Stated problem: Recast the lines from the start of the records through the line holding "flag-star xyxy=(30,23,32,25)", inclusive, as a JSON list of strings with one string per line, leaving out blank lines.

Extracted material:
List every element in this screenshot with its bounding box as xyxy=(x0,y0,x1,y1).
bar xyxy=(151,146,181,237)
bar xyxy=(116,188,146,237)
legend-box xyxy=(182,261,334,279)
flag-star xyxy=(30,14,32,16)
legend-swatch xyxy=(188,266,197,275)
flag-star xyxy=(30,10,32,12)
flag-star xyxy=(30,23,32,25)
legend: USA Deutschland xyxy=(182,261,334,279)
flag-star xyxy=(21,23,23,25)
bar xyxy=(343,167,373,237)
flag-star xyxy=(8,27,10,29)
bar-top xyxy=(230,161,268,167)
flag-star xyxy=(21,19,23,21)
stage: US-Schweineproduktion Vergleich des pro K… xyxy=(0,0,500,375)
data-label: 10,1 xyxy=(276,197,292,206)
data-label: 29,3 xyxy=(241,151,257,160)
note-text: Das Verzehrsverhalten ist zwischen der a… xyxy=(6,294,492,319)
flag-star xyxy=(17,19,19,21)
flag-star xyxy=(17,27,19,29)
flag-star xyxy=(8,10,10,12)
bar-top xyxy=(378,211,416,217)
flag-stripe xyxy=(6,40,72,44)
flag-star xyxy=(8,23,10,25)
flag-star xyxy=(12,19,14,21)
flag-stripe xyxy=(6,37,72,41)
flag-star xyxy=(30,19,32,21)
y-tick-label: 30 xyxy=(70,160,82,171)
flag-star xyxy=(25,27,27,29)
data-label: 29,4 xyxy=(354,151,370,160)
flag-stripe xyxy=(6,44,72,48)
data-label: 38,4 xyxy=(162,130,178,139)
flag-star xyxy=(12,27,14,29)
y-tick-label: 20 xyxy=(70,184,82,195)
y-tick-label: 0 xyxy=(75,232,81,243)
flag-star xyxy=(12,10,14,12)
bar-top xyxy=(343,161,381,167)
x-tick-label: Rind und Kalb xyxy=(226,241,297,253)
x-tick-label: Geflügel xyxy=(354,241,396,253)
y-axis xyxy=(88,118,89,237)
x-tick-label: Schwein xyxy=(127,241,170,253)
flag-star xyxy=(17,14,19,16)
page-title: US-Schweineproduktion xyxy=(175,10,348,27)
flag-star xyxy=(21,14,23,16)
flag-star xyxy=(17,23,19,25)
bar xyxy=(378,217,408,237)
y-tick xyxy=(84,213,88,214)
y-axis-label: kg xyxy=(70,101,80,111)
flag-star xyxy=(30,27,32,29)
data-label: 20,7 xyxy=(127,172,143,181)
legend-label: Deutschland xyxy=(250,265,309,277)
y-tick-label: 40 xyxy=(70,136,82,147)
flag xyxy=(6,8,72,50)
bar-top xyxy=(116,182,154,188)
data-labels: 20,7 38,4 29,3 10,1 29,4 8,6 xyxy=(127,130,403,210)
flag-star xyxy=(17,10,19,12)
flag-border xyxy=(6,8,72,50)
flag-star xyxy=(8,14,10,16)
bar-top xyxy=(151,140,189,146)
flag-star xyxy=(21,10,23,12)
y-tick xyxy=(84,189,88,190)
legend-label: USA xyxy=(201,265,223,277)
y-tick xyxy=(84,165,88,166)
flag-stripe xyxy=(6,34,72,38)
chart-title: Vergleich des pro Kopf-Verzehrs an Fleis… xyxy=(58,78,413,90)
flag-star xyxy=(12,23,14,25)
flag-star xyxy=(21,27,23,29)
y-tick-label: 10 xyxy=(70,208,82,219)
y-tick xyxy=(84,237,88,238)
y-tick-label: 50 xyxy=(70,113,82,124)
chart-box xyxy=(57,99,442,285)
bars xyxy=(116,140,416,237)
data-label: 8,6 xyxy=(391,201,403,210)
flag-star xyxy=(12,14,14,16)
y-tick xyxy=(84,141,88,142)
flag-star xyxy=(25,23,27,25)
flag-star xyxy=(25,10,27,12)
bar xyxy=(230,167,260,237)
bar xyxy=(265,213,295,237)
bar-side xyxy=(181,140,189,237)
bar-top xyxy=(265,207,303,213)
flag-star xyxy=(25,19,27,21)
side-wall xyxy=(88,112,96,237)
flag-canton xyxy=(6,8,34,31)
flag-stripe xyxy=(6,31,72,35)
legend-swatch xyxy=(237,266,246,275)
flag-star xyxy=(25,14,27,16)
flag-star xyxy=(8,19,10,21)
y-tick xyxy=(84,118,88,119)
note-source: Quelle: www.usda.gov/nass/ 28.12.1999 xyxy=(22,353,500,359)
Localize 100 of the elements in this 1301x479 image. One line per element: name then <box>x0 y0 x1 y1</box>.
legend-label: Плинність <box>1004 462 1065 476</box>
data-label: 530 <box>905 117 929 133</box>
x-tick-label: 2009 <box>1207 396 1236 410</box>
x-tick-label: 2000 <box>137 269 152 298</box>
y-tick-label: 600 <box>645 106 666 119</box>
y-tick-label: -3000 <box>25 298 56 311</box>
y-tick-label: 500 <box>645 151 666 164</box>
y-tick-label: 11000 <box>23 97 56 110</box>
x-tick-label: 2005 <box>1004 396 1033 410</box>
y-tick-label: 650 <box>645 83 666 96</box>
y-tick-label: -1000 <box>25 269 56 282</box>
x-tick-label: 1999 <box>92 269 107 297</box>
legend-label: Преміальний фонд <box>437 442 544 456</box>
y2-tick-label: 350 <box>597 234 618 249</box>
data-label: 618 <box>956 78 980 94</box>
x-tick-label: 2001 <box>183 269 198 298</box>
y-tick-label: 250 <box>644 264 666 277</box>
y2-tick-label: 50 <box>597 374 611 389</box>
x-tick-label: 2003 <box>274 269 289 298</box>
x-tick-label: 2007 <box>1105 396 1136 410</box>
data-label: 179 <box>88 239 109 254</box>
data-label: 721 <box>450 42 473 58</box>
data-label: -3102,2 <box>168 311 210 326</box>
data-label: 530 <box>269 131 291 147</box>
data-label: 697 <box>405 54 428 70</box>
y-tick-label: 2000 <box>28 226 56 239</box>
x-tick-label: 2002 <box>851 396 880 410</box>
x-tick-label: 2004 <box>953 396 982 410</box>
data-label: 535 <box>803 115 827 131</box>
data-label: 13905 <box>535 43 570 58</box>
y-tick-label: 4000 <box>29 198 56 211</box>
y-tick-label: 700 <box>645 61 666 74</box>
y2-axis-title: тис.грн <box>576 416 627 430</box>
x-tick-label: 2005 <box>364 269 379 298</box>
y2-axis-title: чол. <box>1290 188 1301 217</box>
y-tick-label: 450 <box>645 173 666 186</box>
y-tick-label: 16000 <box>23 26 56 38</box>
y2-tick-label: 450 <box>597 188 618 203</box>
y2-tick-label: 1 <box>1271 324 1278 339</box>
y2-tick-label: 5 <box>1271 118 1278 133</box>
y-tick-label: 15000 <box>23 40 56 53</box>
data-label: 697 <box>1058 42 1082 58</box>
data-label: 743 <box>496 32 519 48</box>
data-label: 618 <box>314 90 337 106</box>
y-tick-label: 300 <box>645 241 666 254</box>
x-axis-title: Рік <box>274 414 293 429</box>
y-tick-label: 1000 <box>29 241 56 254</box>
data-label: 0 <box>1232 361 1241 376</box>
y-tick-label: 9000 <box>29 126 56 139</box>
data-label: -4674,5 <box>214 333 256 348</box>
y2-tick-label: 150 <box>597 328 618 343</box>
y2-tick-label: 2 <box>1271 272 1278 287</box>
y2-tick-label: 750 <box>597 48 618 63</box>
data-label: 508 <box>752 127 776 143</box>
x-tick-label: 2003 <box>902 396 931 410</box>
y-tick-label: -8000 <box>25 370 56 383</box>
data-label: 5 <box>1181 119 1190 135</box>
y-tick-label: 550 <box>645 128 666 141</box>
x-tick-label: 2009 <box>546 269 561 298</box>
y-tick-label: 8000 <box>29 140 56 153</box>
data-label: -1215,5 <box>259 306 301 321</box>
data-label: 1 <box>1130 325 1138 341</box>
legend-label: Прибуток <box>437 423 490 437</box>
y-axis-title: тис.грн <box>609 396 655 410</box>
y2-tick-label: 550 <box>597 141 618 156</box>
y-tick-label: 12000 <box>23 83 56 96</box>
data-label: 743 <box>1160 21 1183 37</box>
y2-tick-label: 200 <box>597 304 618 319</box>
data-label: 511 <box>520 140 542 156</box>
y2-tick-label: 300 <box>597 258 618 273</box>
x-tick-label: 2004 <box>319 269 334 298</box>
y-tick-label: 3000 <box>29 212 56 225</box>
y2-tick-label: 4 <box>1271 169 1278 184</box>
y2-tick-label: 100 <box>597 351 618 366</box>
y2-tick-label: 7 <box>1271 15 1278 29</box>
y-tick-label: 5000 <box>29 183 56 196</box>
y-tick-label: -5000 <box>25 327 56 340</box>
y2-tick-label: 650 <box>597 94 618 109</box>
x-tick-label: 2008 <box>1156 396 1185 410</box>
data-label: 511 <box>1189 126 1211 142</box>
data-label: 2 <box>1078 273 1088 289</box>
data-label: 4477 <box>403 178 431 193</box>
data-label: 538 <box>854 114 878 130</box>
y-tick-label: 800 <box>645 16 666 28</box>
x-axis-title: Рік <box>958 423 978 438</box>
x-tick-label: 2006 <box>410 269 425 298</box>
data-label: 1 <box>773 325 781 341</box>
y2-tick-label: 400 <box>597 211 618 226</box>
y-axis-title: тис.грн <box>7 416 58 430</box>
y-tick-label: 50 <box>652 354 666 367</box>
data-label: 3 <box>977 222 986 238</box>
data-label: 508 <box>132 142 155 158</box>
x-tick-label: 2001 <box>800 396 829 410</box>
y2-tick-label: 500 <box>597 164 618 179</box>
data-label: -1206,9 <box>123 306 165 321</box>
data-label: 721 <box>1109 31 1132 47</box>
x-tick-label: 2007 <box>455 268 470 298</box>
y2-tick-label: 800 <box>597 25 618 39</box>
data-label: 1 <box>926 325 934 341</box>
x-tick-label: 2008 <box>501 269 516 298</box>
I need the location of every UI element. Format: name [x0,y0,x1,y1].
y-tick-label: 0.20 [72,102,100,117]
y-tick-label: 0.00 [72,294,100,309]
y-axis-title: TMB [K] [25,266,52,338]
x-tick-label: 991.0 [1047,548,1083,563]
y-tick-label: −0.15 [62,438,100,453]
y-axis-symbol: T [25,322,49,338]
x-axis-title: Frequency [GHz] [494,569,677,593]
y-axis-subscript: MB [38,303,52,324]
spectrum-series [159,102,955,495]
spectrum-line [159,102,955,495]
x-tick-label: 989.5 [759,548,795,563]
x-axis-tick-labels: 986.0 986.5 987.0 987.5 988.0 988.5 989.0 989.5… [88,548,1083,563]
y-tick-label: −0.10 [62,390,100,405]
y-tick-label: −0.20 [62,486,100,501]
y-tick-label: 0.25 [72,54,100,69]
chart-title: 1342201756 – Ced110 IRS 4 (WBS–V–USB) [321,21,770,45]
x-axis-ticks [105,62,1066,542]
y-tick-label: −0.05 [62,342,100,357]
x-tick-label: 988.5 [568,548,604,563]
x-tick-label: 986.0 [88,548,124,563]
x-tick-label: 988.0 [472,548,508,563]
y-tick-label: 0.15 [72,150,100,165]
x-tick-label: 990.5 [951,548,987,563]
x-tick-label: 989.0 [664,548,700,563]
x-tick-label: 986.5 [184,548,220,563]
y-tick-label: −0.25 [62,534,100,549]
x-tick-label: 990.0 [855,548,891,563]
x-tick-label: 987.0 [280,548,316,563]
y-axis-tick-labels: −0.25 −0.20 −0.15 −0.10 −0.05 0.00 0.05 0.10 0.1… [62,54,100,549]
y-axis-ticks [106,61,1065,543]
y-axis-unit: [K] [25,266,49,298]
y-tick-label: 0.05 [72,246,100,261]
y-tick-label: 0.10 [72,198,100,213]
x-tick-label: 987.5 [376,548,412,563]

Written solution:
[
  "List every element in this screenshot with its bounding box as xyxy=(x0,y0,x1,y1).",
  "bar xyxy=(151,146,181,237)",
  "bar xyxy=(116,188,146,237)",
  "legend-box xyxy=(182,261,334,279)",
  "flag-star xyxy=(30,14,32,16)",
  "legend-swatch xyxy=(188,266,197,275)",
  "flag-star xyxy=(30,10,32,12)",
  "flag-star xyxy=(30,23,32,25)"
]